An exact copy of the records is required, minus the pictures they hold.

---------------

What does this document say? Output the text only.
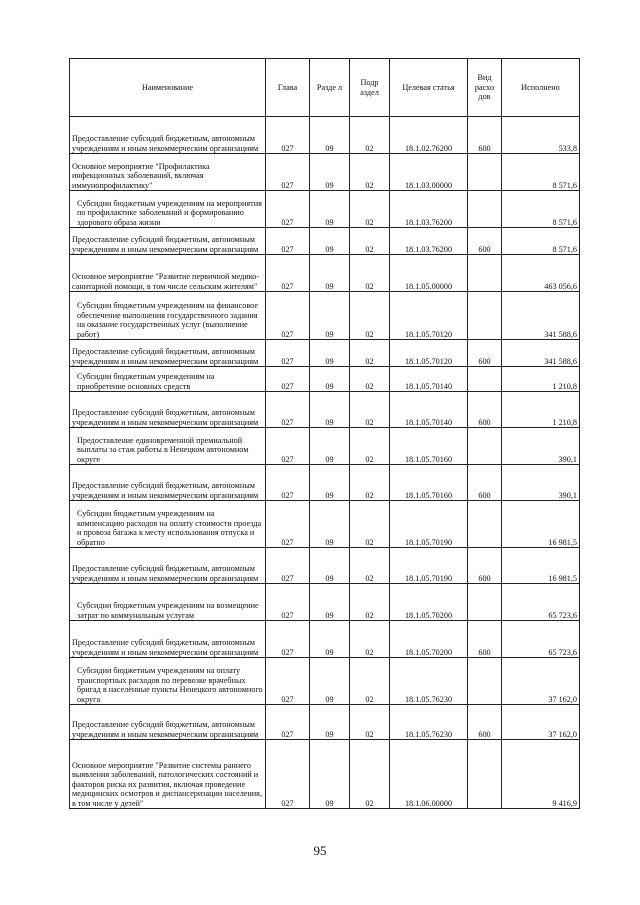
Наименование	Глава	Разде л	Подр аздел	Целевая статья	Вид расхо дов	Исполнено
Предоставление субсидий бюджетным, автономным учреждениям и иным некоммерческим организациям	027	09	02	18.1.02.76200	600	533,8
Основное мероприятие "Профилактика инфекционных заболеваний, включая иммунопрофилактику"	027	09	02	18.1.03.00000		8 571,6
Субсидии бюджетным учреждениям на мероприятия по профилактике заболеваний и формированию здорового образа жизни	027	09	02	18.1.03.76200		8 571,6
Предоставление субсидий бюджетным, автономным учреждениям и иным некоммерческим организациям	027	09	02	18.1.03.76200	600	8 571,6
Основное мероприятие "Развитие первичной медико-санитарной помощи, в том числе сельским жителям"	027	09	02	18.1.05.00000		463 056,6
Субсидии бюджетным учреждениям на финансовое обеспечение выполнения государственного задания на оказание государственных услуг (выполнение работ)	027	09	02	18.1.05.70120		341 588,6
Предоставление субсидий бюджетным, автономным учреждениям и иным некоммерческим организациям	027	09	02	18.1.05.70120	600	341 588,6
Субсидии бюджетным учреждениям на приобретение основных средств	027	09	02	18.1.05.70140		1 210,8
Предоставление субсидий бюджетным, автономным учреждениям и иным некоммерческим организациям	027	09	02	18.1.05.70140	600	1 210,8
Предоставление единовременной премиальной выплаты за стаж работы в Ненецком автономном округе	027	09	02	18.1.05.70160		390,1
Предоставление субсидий бюджетным, автономным учреждениям и иным некоммерческим организациям	027	09	02	18.1.05.70160	600	390,1
Субсидии бюджетным учреждениям на компенсацию расходов на оплату стоимости проезда и провоза багажа к месту использования отпуска и обратно	027	09	02	18.1.05.70190		16 981,5
Предоставление субсидий бюджетным, автономным учреждениям и иным некоммерческим организациям	027	09	02	18.1.05.70190	600	16 981,5
Субсидии бюджетным учреждениям на возмещение затрат по коммунальным услугам	027	09	02	18.1.05.70200		65 723,6
Предоставление субсидий бюджетным, автономным учреждениям и иным некоммерческим организациям	027	09	02	18.1.05.70200	600	65 723,6
Субсидии бюджетным учреждениям на оплату транспортных расходов по перевозке врачебных бригад в населённые пункты Ненецкого автономного округа	027	09	02	18.1.05.76230		37 162,0
Предоставление субсидий бюджетным, автономным учреждениям и иным некоммерческим организациям	027	09	02	18.1.05.76230	600	37 162,0
Основное мероприятие "Развитие системы раннего выявления заболеваний, патологических состояний и факторов риска их развития, включая проведение медицинских осмотров и диспансеризации населения, в том числе у детей"	027	09	02	18.1.06.00000		9 416,9
95
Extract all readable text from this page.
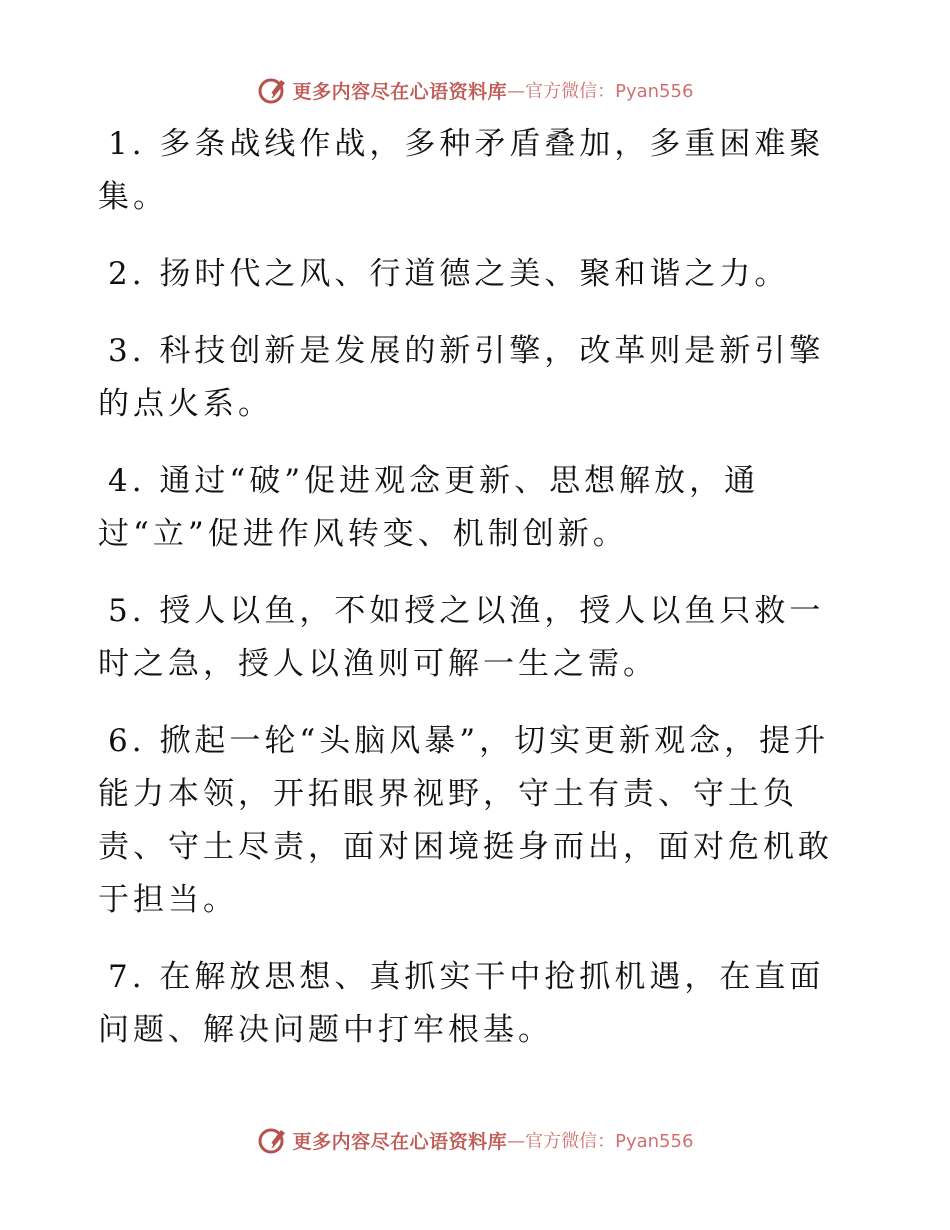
更多内容尽在心语资料库 —官方微信：Pyan556

1. 多条战线作战，多种矛盾叠加，多重困难聚集。

2. 扬时代之风、行道德之美、聚和谐之力。

3. 科技创新是发展的新引擎，改革则是新引擎的点火系。

4. 通过“破”促进观念更新、思想解放，通过“立”促进作风转变、机制创新。

5. 授人以鱼，不如授之以渔，授人以鱼只救一时之急，授人以渔则可解一生之需。

6. 掀起一轮“头脑风暴”，切实更新观念，提升能力本领，开拓眼界视野，守土有责、守土负责、守土尽责，面对困境挺身而出，面对危机敢于担当。

7. 在解放思想、真抓实干中抢抓机遇，在直面问题、解决问题中打牢根基。

更多内容尽在心语资料库 —官方微信：Pyan556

---------------

Finished exercise:
What does this document say? Output the text only.
Наименование	Глава	Разде л	Подр аздел	Целевая статья	Вид расхо дов	Исполнено
Предоставление субсидий бюджетным, автономным учреждениям и иным некоммерческим организациям	027	09	02	18.1.02.76200	600	533,8
Основное мероприятие "Профилактика инфекционных заболеваний, включая иммунопрофилактику"	027	09	02	18.1.03.00000		8 571,6
Субсидии бюджетным учреждениям на мероприятия по профилактике заболеваний и формированию здорового образа жизни	027	09	02	18.1.03.76200		8 571,6
Предоставление субсидий бюджетным, автономным учреждениям и иным некоммерческим организациям	027	09	02	18.1.03.76200	600	8 571,6
Основное мероприятие "Развитие первичной медико-санитарной помощи, в том числе сельским жителям"	027	09	02	18.1.05.00000		463 056,6
Субсидии бюджетным учреждениям на финансовое обеспечение выполнения государственного задания на оказание государственных услуг (выполнение работ)	027	09	02	18.1.05.70120		341 588,6
Предоставление субсидий бюджетным, автономным учреждениям и иным некоммерческим организациям	027	09	02	18.1.05.70120	600	341 588,6
Субсидии бюджетным учреждениям на приобретение основных средств	027	09	02	18.1.05.70140		1 210,8
Предоставление субсидий бюджетным, автономным учреждениям и иным некоммерческим организациям	027	09	02	18.1.05.70140	600	1 210,8
Предоставление единовременной премиальной выплаты за стаж работы в Ненецком автономном округе	027	09	02	18.1.05.70160		390,1
Предоставление субсидий бюджетным, автономным учреждениям и иным некоммерческим организациям	027	09	02	18.1.05.70160	600	390,1
Субсидии бюджетным учреждениям на компенсацию расходов на оплату стоимости проезда и провоза багажа к месту использования отпуска и обратно	027	09	02	18.1.05.70190		16 981,5
Предоставление субсидий бюджетным, автономным учреждениям и иным некоммерческим организациям	027	09	02	18.1.05.70190	600	16 981,5
Субсидии бюджетным учреждениям на возмещение затрат по коммунальным услугам	027	09	02	18.1.05.70200		65 723,6
Предоставление субсидий бюджетным, автономным учреждениям и иным некоммерческим организациям	027	09	02	18.1.05.70200	600	65 723,6
Субсидии бюджетным учреждениям на оплату транспортных расходов по перевозке врачебных бригад в населённые пункты Ненецкого автономного округа	027	09	02	18.1.05.76230		37 162,0
Предоставление субсидий бюджетным, автономным учреждениям и иным некоммерческим организациям	027	09	02	18.1.05.76230	600	37 162,0
Основное мероприятие "Развитие системы раннего выявления заболеваний, патологических состояний и факторов риска их развития, включая проведение медицинских осмотров и диспансеризации населения, в том числе у детей"	027	09	02	18.1.06.00000		9 416,9
95
Extract all readable text from this page.
更多内容尽在心语资料库 —官方微信：Pyan556

1. 多条战线作战，多种矛盾叠加，多重困难聚集。

2. 扬时代之风、行道德之美、聚和谐之力。

3. 科技创新是发展的新引擎，改革则是新引擎的点火系。

4. 通过“破”促进观念更新、思想解放，通过“立”促进作风转变、机制创新。

5. 授人以鱼，不如授之以渔，授人以鱼只救一时之急，授人以渔则可解一生之需。

6. 掀起一轮“头脑风暴”，切实更新观念，提升能力本领，开拓眼界视野，守土有责、守土负责、守土尽责，面对困境挺身而出，面对危机敢于担当。

7. 在解放思想、真抓实干中抢抓机遇，在直面问题、解决问题中打牢根基。

更多内容尽在心语资料库 —官方微信：Pyan556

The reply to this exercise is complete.